The task: Reproduce verbatim every line from the one containing "List UI elements and their [x0, y0, x1, y1]" down to the one containing "data-label: 7.1 [393,359,409,379]", inclusive of both.

[Element placement data]
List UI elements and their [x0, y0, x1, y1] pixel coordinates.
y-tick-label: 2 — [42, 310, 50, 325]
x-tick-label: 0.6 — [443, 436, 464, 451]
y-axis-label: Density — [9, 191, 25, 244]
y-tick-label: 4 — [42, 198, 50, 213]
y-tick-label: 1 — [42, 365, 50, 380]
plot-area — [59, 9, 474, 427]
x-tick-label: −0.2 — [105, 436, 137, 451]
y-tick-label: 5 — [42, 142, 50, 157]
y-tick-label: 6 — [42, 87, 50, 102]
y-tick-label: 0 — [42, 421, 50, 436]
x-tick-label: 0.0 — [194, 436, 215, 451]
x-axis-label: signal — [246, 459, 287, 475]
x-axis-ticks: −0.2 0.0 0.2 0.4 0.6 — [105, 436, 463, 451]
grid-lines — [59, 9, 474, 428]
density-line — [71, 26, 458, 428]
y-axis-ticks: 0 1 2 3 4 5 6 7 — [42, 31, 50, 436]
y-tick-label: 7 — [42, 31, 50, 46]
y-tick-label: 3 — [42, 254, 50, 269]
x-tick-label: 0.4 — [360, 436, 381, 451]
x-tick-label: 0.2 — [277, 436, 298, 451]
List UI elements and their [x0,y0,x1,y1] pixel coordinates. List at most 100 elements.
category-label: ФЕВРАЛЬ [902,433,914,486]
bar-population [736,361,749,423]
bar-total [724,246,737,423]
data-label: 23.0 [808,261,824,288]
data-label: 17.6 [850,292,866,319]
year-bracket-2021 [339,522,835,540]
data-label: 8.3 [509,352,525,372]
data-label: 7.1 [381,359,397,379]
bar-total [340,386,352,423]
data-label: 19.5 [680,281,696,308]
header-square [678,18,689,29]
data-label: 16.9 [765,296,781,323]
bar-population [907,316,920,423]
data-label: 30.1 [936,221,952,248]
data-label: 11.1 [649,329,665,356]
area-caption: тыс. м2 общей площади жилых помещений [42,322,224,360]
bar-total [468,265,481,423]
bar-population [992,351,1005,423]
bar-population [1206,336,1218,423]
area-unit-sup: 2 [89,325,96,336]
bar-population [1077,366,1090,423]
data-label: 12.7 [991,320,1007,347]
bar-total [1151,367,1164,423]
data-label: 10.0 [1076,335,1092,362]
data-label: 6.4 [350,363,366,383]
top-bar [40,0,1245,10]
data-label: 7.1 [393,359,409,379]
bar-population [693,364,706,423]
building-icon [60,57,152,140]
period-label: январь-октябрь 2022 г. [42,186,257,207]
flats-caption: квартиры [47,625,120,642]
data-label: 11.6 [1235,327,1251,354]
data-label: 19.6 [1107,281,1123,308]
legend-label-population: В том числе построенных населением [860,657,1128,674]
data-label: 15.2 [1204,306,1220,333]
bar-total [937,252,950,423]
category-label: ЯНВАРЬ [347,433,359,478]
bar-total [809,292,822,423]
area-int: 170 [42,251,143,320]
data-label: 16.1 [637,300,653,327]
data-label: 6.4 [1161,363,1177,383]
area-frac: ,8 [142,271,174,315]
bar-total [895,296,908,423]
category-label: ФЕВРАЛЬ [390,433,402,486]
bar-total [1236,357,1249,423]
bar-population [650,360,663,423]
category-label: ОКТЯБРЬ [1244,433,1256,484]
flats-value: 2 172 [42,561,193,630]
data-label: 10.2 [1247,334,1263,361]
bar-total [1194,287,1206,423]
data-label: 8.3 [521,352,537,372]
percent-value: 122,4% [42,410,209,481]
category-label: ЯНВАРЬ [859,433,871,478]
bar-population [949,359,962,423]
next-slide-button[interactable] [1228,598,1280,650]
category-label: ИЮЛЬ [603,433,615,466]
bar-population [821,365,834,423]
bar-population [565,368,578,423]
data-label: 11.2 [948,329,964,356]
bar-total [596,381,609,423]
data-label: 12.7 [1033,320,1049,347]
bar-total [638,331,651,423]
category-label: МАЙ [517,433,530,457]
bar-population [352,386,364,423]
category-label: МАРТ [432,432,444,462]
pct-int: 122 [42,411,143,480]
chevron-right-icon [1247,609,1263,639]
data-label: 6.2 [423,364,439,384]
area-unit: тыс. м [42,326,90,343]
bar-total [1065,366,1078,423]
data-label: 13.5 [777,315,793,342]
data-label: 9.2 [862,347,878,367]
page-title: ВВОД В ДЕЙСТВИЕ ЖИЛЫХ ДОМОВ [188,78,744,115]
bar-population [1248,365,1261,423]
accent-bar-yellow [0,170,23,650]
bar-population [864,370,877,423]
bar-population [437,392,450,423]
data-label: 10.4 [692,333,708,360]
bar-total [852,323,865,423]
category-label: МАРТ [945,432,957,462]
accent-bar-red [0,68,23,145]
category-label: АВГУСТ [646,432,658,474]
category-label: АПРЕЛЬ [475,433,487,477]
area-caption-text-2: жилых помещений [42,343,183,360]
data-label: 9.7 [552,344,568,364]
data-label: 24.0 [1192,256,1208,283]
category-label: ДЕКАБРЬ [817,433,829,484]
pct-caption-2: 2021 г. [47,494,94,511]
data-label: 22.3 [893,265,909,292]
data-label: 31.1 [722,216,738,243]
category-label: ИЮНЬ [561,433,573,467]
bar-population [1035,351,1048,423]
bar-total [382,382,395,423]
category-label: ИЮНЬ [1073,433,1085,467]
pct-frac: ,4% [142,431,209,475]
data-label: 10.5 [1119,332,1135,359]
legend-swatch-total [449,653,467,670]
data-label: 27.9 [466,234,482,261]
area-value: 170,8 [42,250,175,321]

--

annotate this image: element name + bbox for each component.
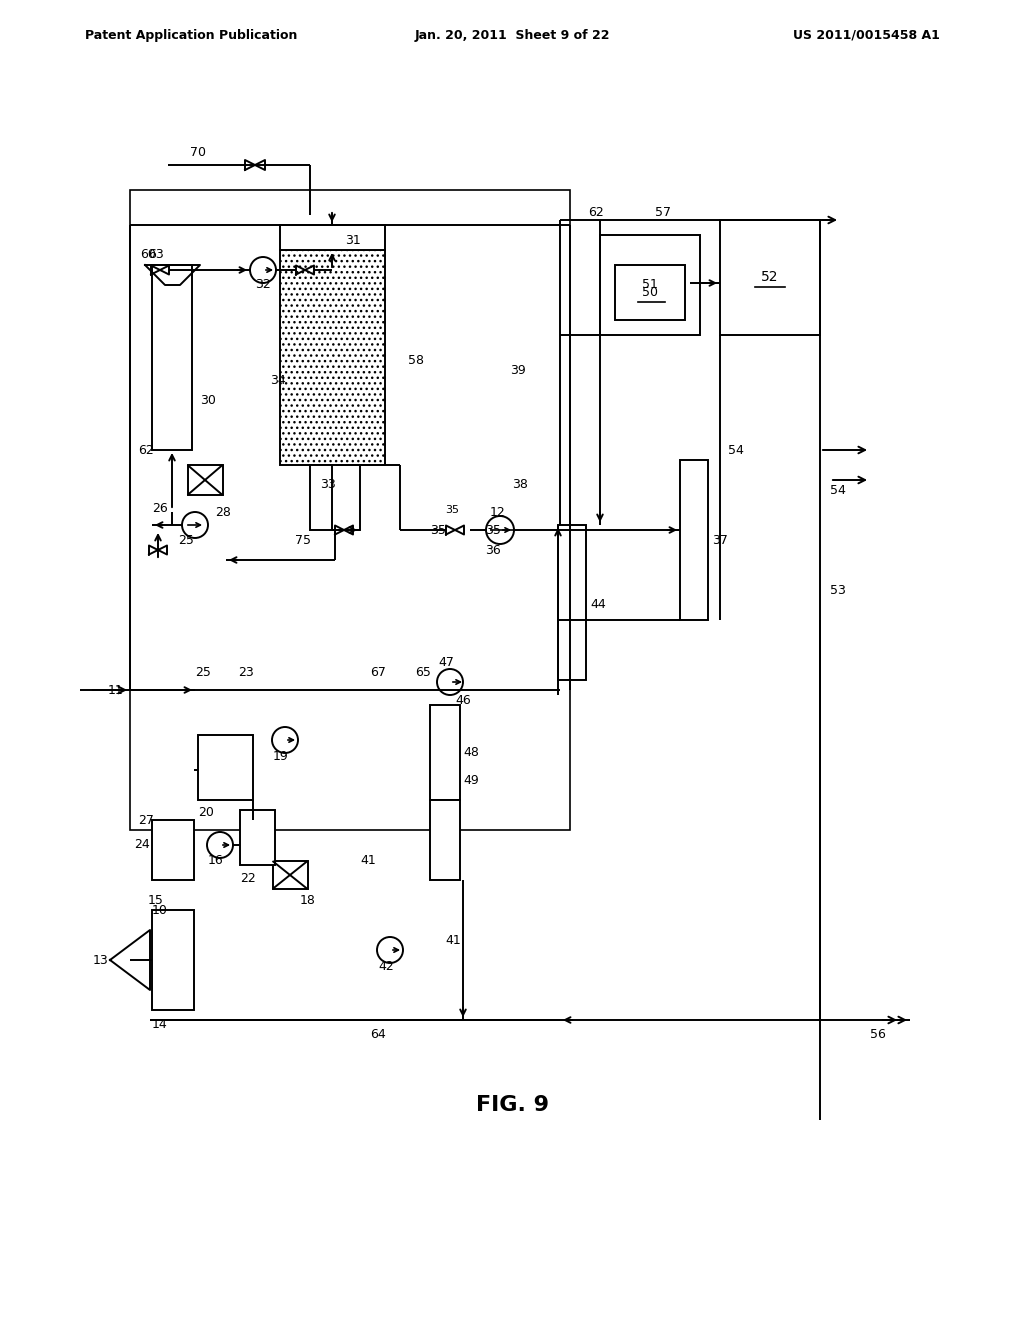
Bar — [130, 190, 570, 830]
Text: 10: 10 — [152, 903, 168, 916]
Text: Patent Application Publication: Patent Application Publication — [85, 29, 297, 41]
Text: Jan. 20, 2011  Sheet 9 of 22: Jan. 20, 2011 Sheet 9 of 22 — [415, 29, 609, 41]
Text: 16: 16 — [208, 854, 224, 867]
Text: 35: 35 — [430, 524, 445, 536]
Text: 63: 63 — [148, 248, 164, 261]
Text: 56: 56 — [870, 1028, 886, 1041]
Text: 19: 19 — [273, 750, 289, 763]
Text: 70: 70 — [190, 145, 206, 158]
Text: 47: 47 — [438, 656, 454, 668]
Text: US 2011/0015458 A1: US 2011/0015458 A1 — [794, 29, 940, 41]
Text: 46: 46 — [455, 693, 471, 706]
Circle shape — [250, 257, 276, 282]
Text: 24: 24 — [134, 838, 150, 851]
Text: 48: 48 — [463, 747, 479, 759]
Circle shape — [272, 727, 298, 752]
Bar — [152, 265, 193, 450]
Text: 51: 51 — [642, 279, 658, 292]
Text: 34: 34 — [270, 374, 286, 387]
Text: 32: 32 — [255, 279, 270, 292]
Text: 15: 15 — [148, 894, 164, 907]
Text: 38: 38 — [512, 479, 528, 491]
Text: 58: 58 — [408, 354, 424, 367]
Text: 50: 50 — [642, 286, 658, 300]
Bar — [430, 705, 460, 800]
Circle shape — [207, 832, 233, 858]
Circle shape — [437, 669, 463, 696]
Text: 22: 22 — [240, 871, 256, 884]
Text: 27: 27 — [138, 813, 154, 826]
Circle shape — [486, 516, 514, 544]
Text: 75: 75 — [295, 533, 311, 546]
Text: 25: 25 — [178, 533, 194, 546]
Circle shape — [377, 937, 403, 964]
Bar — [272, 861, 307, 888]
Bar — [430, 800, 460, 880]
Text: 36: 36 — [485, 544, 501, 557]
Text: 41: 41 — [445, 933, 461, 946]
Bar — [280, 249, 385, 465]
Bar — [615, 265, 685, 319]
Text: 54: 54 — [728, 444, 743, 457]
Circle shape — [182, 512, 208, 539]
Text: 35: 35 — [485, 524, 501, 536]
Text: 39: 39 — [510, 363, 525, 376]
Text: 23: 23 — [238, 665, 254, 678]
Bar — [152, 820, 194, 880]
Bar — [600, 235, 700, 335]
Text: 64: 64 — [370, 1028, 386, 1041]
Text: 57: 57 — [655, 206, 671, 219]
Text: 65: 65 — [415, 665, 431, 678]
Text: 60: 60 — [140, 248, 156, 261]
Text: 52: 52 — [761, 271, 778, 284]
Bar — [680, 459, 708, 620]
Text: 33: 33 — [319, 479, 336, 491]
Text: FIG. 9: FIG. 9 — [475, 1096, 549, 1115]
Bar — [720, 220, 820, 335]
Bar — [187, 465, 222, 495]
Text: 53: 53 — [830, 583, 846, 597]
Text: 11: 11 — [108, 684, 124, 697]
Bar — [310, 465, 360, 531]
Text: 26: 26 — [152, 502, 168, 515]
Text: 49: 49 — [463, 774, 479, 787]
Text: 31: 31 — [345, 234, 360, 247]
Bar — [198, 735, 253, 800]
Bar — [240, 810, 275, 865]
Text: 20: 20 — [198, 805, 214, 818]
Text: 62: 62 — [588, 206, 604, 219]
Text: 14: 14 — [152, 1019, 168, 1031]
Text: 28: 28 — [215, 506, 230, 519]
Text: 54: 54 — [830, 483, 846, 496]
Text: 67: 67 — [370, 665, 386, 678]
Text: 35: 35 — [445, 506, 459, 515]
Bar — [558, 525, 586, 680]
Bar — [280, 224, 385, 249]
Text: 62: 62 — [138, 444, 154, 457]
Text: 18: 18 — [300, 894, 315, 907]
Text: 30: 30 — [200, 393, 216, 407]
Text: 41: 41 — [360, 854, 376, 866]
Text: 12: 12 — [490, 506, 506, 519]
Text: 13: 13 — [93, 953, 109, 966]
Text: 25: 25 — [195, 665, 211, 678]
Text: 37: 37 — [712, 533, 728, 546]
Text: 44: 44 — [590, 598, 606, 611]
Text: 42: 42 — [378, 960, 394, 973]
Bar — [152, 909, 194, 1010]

Answer for the task:
List UI elements and their [x0, y0, x1, y1] pixel coordinates.
y-tick-label: 2 — [42, 310, 50, 325]
x-tick-label: 0.6 — [443, 436, 464, 451]
y-axis-label: Density — [9, 191, 25, 244]
y-tick-label: 4 — [42, 198, 50, 213]
y-tick-label: 1 — [42, 365, 50, 380]
plot-area — [59, 9, 474, 427]
x-tick-label: −0.2 — [105, 436, 137, 451]
y-tick-label: 5 — [42, 142, 50, 157]
y-tick-label: 6 — [42, 87, 50, 102]
y-tick-label: 0 — [42, 421, 50, 436]
x-tick-label: 0.0 — [194, 436, 215, 451]
x-axis-label: signal — [246, 459, 287, 475]
x-axis-ticks: −0.2 0.0 0.2 0.4 0.6 — [105, 436, 463, 451]
grid-lines — [59, 9, 474, 428]
density-line — [71, 26, 458, 428]
y-axis-ticks: 0 1 2 3 4 5 6 7 — [42, 31, 50, 436]
y-tick-label: 7 — [42, 31, 50, 46]
y-tick-label: 3 — [42, 254, 50, 269]
x-tick-label: 0.4 — [360, 436, 381, 451]
x-tick-label: 0.2 — [277, 436, 298, 451]
List UI elements and their [x0,y0,x1,y1] pixel coordinates. List at most 100 elements.
category-label: ФЕВРАЛЬ [902,433,914,486]
bar-population [736,361,749,423]
bar-total [724,246,737,423]
data-label: 23.0 [808,261,824,288]
data-label: 17.6 [850,292,866,319]
year-bracket-2021 [339,522,835,540]
data-label: 8.3 [509,352,525,372]
data-label: 7.1 [381,359,397,379]
bar-total [340,386,352,423]
data-label: 19.5 [680,281,696,308]
header-square [678,18,689,29]
data-label: 16.9 [765,296,781,323]
bar-population [907,316,920,423]
data-label: 30.1 [936,221,952,248]
data-label: 11.1 [649,329,665,356]
area-caption: тыс. м2 общей площади жилых помещений [42,322,224,360]
bar-total [468,265,481,423]
bar-population [992,351,1005,423]
bar-population [1206,336,1218,423]
area-unit-sup: 2 [89,325,96,336]
bar-population [1077,366,1090,423]
data-label: 12.7 [991,320,1007,347]
bar-total [1151,367,1164,423]
data-label: 10.0 [1076,335,1092,362]
data-label: 6.4 [350,363,366,383]
top-bar [40,0,1245,10]
data-label: 7.1 [393,359,409,379]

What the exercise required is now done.